▸ **DIRECTIONS**
Read through the data and report every line in which the word "JSON" occurs.

======== SUPPLIED MATERIAL

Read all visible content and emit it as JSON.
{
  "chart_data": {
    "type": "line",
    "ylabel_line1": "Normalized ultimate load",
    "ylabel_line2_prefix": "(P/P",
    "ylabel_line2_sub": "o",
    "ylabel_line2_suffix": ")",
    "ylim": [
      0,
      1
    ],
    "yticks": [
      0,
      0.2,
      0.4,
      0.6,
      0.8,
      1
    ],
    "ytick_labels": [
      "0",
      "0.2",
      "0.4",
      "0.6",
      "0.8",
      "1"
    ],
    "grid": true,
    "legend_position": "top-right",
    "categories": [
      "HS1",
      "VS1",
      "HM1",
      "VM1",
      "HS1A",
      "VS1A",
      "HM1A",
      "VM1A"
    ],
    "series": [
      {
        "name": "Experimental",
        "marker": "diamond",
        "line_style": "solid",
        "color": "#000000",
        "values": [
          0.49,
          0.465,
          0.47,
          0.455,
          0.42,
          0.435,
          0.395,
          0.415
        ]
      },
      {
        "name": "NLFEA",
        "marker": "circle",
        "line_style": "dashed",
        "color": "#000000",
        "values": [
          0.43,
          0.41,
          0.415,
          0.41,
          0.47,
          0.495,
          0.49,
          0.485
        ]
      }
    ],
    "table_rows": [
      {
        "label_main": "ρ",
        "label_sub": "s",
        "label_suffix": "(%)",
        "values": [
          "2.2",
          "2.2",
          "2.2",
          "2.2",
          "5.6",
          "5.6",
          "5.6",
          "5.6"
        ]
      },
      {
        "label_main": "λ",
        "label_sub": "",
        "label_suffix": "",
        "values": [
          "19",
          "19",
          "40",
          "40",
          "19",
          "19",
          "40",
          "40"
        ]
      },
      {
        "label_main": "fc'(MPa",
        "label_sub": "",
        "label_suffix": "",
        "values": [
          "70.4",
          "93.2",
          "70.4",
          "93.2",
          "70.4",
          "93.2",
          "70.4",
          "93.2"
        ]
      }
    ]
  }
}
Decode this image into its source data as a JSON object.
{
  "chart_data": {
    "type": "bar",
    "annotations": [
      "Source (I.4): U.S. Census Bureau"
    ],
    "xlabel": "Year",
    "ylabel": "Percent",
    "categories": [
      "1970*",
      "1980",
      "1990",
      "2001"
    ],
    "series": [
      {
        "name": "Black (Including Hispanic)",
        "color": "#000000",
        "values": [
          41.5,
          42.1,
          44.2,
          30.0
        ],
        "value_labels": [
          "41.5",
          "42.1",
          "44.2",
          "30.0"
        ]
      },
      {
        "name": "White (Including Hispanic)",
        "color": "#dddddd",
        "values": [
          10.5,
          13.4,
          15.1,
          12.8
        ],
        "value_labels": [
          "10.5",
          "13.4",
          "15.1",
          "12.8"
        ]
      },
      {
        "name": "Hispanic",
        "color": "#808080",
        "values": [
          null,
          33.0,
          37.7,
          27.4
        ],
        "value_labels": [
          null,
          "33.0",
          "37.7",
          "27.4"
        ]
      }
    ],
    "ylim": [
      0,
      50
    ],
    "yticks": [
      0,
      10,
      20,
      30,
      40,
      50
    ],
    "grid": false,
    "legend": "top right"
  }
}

================

▸ **ANSWER**
Read all visible content and emit it as JSON.
Decode this image into its source data as a JSON object.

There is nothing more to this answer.